◆ **Excerpted data**
====

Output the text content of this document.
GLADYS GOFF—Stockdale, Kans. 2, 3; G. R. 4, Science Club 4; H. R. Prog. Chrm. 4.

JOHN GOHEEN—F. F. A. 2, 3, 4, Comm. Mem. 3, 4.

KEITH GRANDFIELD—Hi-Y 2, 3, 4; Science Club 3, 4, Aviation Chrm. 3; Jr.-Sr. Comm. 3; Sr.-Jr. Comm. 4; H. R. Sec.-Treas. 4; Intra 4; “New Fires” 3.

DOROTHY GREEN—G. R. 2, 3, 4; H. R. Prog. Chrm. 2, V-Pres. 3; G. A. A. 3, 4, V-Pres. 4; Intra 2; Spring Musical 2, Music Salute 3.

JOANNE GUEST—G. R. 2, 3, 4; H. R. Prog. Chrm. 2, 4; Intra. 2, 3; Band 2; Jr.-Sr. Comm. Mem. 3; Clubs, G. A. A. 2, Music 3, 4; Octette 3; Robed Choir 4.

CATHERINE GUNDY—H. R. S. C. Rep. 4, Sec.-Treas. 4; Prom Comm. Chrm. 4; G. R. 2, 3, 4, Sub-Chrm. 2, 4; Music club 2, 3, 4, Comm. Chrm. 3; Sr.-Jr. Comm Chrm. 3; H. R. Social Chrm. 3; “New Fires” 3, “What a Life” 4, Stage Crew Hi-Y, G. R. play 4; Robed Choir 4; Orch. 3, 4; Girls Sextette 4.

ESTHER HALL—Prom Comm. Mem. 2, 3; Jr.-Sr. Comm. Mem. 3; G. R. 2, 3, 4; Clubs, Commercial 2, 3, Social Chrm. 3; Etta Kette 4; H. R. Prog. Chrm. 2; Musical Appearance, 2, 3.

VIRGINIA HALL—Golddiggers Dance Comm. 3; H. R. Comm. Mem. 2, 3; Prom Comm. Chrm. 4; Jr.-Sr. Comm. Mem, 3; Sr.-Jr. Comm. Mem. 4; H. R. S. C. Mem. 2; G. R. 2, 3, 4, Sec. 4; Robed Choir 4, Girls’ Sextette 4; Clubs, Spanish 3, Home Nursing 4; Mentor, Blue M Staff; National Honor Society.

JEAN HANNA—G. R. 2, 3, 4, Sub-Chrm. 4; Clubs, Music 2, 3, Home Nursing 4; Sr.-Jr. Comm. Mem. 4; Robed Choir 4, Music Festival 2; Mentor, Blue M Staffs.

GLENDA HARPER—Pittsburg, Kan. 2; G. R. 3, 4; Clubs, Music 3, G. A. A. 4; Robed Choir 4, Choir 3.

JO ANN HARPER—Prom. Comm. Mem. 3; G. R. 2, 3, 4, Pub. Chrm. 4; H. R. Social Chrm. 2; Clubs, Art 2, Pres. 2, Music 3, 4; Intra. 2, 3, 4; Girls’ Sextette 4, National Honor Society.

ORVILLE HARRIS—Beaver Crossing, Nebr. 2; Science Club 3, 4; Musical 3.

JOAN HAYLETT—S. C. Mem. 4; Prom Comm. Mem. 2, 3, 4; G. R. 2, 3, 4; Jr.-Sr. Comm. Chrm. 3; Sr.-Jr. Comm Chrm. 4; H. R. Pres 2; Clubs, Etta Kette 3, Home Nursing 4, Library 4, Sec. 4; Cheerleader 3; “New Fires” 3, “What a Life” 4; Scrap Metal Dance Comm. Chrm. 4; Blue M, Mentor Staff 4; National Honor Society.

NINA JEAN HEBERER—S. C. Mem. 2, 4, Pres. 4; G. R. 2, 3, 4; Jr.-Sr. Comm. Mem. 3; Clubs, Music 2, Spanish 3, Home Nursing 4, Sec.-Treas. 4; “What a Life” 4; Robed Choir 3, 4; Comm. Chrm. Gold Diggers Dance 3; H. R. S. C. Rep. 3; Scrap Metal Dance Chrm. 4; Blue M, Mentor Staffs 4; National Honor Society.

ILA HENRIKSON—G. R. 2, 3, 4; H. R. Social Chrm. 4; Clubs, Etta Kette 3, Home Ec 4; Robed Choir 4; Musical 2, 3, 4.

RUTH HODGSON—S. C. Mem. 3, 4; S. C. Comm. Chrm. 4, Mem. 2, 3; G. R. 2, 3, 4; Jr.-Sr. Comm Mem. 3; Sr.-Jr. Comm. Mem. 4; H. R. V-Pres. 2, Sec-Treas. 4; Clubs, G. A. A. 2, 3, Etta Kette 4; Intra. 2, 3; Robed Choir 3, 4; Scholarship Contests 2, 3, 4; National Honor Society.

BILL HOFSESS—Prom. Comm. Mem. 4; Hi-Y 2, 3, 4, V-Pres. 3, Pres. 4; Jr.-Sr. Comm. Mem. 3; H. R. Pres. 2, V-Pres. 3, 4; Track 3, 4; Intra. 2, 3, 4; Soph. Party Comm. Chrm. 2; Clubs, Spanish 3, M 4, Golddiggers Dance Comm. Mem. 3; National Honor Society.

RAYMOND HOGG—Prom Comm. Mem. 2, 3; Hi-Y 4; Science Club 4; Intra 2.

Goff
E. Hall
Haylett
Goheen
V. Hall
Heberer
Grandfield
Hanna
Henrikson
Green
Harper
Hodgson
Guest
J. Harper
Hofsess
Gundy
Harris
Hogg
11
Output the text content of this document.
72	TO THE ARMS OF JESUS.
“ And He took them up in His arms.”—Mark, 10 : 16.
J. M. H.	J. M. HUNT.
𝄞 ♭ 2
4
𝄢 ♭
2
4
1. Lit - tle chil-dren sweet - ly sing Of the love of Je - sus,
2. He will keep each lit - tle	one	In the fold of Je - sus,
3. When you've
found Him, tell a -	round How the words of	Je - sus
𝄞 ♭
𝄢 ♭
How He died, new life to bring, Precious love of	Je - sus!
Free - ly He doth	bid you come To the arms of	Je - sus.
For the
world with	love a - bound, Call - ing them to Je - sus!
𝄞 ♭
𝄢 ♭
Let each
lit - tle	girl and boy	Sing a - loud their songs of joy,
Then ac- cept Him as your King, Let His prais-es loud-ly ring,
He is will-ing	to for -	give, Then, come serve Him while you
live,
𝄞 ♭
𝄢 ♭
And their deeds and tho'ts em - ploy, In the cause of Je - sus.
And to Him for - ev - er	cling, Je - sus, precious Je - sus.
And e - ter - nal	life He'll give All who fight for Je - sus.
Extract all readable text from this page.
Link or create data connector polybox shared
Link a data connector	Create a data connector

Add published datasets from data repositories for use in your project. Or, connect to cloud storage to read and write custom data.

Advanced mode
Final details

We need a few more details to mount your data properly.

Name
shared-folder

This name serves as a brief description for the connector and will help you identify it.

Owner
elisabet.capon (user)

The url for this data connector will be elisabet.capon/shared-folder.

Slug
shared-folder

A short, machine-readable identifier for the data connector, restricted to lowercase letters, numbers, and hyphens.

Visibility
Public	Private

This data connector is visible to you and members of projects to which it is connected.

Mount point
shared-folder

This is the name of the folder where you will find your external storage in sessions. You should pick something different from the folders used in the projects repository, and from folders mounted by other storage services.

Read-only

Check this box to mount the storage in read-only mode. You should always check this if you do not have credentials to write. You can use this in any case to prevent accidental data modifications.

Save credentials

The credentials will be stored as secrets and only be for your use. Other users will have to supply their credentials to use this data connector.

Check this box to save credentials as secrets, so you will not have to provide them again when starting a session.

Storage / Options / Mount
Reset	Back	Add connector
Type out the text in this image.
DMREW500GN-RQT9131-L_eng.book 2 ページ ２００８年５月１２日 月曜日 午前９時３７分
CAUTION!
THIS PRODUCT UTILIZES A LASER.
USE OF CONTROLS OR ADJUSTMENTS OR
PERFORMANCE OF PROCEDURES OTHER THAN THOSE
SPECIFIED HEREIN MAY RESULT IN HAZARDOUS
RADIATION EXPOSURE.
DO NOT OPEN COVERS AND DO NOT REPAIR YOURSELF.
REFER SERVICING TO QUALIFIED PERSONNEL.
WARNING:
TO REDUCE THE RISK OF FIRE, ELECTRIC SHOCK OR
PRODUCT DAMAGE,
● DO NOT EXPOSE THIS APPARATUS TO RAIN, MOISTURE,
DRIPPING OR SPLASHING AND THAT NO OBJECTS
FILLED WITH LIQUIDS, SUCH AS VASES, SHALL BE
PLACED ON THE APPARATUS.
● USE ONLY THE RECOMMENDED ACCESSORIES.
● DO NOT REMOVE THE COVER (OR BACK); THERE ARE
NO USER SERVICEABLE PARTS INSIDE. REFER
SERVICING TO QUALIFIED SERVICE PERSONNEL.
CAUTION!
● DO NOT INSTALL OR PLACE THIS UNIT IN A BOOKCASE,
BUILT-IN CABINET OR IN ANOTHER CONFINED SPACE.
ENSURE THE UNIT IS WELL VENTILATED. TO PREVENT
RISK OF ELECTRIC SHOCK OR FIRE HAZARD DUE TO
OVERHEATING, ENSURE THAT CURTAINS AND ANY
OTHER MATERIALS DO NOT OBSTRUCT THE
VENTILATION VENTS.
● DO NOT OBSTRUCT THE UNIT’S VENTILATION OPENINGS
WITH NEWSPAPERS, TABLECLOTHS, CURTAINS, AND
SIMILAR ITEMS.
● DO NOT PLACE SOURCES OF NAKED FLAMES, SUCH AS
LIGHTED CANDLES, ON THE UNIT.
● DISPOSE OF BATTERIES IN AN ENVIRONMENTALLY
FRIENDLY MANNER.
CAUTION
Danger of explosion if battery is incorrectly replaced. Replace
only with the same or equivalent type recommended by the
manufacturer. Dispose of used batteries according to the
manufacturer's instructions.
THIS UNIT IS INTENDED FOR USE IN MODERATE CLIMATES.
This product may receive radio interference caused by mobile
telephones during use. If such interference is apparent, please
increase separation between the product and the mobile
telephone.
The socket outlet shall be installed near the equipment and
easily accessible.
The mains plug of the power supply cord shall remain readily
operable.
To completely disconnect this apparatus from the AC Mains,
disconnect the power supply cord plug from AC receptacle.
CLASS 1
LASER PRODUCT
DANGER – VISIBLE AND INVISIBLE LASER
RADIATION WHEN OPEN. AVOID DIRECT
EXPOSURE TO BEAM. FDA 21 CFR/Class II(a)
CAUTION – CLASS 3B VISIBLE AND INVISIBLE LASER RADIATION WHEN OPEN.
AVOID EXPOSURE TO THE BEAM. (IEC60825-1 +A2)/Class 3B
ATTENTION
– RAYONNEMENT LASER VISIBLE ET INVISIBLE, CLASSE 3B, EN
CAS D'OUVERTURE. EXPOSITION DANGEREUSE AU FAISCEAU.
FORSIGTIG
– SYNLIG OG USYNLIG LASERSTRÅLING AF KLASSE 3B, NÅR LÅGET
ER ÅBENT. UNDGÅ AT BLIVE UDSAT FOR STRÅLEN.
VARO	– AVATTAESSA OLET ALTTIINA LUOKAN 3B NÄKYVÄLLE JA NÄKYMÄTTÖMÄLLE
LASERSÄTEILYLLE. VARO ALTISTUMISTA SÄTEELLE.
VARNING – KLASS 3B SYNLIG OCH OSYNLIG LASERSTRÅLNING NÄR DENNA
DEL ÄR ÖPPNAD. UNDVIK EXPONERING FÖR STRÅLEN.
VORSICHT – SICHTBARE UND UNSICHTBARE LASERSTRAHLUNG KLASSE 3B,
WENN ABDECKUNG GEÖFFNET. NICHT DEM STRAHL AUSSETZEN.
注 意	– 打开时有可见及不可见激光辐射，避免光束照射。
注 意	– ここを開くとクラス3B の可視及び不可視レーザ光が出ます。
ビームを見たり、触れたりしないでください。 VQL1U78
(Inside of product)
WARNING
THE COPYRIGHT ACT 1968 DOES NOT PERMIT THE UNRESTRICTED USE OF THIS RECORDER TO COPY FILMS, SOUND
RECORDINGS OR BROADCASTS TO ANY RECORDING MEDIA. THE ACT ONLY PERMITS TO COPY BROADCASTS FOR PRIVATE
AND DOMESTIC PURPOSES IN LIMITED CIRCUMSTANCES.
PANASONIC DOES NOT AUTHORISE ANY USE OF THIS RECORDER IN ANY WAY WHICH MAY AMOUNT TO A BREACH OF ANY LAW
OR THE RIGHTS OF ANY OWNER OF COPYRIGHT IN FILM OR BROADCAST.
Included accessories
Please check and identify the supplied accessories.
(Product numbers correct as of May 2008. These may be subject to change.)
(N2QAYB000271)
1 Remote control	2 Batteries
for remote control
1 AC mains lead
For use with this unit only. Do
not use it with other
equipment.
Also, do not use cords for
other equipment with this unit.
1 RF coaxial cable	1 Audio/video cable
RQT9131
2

====

Copy every line of the listing where the word "Scrap" appears.

JOAN HAYLETT—S. C. Mem. 4; Prom Comm. Mem. 2, 3, 4; G. R. 2, 3, 4; Jr.-Sr. Comm. Chrm. 3; Sr.-Jr. Comm Chrm. 4; H. R. Pres 2; Clubs, Etta Kette 3, Home Nursing 4, Library 4, Sec. 4; Cheerleader 3; “New Fires” 3, “What a Life” 4; Scrap Metal Dance Comm. Chrm. 4; Blue M, Mentor Staff 4; National Honor Society.
NINA JEAN HEBERER—S. C. Mem. 2, 4, Pres. 4; G. R. 2, 3, 4; Jr.-Sr. Comm. Mem. 3; Clubs, Music 2, Spanish 3, Home Nursing 4, Sec.-Treas. 4; “What a Life” 4; Robed Choir 3, 4; Comm. Chrm. Gold Diggers Dance 3; H. R. S. C. Rep. 3; Scrap Metal Dance Chrm. 4; Blue M, Mentor Staffs 4; National Honor Society.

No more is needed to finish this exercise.